:: Task goal ::
Lines containing the word "Final" should be extracted in full.

-- Start --

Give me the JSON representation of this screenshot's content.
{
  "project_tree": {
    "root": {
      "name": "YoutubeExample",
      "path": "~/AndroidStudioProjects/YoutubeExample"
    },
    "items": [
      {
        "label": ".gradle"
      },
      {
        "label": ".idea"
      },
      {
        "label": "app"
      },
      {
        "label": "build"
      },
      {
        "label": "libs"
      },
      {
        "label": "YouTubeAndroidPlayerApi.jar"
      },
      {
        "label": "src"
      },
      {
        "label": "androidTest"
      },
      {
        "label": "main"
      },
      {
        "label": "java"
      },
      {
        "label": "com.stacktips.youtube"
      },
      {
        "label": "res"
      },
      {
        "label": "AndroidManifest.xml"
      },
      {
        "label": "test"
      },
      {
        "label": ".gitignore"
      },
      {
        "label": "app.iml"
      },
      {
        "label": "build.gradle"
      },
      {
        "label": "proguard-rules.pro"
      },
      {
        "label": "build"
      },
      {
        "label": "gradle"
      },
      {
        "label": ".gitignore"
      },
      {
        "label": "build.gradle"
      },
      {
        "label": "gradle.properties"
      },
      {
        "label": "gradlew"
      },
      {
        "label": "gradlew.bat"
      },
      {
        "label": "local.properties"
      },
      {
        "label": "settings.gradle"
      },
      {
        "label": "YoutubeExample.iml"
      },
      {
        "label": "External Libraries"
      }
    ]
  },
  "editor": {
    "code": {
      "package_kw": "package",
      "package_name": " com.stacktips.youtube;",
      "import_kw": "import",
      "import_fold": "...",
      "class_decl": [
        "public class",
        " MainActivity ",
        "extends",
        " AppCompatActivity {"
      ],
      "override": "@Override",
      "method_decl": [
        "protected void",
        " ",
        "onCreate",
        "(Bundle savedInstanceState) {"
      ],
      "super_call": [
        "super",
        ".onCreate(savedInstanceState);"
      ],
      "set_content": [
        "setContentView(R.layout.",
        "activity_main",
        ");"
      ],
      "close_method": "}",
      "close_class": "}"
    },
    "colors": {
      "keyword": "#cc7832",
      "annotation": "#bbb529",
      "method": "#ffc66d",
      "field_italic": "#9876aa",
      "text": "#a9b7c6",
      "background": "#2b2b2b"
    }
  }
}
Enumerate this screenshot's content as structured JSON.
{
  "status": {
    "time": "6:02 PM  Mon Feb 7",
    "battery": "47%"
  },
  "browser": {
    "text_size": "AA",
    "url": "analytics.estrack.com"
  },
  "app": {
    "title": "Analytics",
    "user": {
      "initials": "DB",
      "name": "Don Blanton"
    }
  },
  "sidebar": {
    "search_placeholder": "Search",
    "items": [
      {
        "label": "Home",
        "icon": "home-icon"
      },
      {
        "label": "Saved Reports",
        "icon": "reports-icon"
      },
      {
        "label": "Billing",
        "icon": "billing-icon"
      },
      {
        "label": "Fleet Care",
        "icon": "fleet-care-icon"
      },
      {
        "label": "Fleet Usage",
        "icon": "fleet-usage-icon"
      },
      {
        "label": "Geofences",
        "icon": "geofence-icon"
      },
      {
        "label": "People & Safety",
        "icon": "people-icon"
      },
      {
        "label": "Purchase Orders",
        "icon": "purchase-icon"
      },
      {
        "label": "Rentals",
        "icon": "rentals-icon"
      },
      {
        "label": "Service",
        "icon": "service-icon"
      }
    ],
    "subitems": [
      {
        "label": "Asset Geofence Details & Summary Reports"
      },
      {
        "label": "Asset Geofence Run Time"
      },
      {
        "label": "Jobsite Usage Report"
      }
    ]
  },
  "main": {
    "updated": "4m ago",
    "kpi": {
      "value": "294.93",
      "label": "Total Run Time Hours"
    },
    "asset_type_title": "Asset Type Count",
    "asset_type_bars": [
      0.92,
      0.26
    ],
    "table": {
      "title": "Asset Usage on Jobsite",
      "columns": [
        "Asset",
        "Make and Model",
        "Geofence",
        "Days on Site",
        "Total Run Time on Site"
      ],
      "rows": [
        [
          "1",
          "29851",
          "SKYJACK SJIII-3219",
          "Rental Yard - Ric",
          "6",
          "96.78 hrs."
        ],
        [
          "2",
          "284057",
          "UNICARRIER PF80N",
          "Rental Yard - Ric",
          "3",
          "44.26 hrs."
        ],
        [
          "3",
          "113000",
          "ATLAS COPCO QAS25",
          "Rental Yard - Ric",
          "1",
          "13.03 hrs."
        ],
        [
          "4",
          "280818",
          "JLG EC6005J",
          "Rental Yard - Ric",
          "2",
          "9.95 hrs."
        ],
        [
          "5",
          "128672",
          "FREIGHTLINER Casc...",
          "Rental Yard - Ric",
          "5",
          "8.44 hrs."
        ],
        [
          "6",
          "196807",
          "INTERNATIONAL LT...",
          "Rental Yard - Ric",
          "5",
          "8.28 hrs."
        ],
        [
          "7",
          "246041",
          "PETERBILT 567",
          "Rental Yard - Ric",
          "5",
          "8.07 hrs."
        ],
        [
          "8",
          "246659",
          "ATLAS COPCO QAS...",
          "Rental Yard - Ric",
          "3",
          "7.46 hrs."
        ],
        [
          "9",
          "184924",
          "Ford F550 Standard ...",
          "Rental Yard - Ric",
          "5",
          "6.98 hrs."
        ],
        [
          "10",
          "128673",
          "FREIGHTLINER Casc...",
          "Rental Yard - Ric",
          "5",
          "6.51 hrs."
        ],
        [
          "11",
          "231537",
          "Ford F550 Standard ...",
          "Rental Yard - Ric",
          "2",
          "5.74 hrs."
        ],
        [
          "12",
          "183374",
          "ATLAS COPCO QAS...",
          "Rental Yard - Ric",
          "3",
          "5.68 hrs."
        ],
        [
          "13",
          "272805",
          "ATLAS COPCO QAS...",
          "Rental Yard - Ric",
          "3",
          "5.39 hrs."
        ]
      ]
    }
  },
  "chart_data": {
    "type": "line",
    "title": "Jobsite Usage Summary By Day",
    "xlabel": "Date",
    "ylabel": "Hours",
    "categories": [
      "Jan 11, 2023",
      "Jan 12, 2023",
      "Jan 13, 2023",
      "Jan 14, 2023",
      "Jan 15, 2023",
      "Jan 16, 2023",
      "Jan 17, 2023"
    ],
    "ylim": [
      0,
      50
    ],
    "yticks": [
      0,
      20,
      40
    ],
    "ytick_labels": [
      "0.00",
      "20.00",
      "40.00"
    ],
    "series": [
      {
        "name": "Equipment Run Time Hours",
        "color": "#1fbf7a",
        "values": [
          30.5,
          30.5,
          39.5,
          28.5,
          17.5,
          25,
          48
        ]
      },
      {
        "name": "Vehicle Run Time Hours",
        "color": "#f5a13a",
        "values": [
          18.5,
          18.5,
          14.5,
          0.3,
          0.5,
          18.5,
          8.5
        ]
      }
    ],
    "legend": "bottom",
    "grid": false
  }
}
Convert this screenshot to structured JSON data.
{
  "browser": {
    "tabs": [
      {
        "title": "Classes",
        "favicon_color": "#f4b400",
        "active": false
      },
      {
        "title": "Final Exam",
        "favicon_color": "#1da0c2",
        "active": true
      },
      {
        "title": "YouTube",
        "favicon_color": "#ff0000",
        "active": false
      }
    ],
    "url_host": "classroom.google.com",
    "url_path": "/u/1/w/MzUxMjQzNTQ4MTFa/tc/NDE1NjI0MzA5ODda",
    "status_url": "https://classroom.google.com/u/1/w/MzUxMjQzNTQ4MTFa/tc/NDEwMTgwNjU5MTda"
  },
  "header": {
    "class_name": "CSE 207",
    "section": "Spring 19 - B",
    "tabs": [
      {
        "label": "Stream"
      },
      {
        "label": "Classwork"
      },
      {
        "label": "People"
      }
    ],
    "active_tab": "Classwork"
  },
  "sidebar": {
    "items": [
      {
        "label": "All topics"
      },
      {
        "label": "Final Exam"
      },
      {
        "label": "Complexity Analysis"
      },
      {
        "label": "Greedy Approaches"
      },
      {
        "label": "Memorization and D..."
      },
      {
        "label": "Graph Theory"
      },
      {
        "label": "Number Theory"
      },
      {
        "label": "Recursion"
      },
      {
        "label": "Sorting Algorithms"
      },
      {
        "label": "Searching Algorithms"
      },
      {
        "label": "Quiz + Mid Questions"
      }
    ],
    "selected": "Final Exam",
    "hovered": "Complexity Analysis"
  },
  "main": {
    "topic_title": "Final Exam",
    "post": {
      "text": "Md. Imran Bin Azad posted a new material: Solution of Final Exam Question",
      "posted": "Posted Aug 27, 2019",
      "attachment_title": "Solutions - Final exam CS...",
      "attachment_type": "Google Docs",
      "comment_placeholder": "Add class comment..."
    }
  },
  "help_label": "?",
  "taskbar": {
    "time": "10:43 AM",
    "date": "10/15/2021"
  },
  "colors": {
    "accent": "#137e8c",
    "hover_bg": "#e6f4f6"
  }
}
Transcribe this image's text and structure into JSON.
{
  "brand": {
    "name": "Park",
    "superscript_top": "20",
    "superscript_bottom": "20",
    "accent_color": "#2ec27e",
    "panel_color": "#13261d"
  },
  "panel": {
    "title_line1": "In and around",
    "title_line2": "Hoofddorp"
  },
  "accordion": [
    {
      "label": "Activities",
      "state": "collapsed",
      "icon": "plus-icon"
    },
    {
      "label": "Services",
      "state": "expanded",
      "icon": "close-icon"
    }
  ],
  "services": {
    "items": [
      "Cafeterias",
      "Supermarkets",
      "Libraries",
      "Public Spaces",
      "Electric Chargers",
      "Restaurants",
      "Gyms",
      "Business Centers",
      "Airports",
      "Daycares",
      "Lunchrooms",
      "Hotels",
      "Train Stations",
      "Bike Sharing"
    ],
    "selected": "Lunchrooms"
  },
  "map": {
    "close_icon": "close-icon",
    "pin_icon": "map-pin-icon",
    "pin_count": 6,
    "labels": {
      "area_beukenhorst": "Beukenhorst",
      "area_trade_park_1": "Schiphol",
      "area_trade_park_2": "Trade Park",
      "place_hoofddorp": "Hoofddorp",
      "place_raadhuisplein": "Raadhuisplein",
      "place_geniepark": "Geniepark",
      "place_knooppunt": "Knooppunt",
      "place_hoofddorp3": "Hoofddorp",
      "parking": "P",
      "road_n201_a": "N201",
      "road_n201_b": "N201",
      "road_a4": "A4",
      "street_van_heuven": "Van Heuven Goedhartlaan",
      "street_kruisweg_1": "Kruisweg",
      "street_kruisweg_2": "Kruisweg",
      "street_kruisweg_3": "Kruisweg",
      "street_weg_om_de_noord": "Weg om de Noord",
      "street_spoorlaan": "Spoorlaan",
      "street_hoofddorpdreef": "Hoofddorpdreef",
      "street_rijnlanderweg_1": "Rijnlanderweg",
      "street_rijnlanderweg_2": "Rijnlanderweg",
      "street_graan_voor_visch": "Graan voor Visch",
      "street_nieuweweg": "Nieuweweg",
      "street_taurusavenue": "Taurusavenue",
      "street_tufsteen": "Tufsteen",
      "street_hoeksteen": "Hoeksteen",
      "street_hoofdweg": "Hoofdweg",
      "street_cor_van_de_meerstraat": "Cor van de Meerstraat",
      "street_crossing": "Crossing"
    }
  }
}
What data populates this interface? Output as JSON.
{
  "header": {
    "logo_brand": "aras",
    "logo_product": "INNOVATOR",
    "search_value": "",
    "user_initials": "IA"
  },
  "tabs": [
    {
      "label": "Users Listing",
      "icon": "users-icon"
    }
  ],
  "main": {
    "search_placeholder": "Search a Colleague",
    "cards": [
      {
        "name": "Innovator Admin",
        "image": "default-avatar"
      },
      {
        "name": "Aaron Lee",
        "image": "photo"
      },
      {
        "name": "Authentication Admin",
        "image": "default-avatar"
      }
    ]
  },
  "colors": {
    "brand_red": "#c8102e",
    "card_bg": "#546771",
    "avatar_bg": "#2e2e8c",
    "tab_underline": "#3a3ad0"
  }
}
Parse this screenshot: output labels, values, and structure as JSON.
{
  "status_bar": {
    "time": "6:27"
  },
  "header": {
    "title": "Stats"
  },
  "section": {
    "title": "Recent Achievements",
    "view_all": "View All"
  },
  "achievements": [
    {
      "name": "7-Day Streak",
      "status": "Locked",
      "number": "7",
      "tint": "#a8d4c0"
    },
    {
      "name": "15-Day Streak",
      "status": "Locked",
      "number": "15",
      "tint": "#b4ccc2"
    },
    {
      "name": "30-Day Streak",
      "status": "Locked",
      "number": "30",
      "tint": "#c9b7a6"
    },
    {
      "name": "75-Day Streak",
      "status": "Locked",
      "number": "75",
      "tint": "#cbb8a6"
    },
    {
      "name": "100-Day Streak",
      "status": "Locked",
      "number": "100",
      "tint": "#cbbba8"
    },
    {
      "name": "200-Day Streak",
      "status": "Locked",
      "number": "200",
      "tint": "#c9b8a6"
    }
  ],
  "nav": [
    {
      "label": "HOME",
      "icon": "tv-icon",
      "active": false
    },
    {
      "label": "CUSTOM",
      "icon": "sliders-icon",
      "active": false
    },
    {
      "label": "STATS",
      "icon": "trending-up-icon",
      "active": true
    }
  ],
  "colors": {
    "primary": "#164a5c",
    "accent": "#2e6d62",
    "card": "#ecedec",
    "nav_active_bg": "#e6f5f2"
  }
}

-- End --

:: Result of the task ::
        "title": "Final Exam",
        "label": "Final Exam"
    "selected": "Final Exam",
    "topic_title": "Final Exam",
      "text": "Md. Imran Bin Azad posted a new material: Solution of Final Exam Question",
      "attachment_title": "Solutions - Final exam CS...",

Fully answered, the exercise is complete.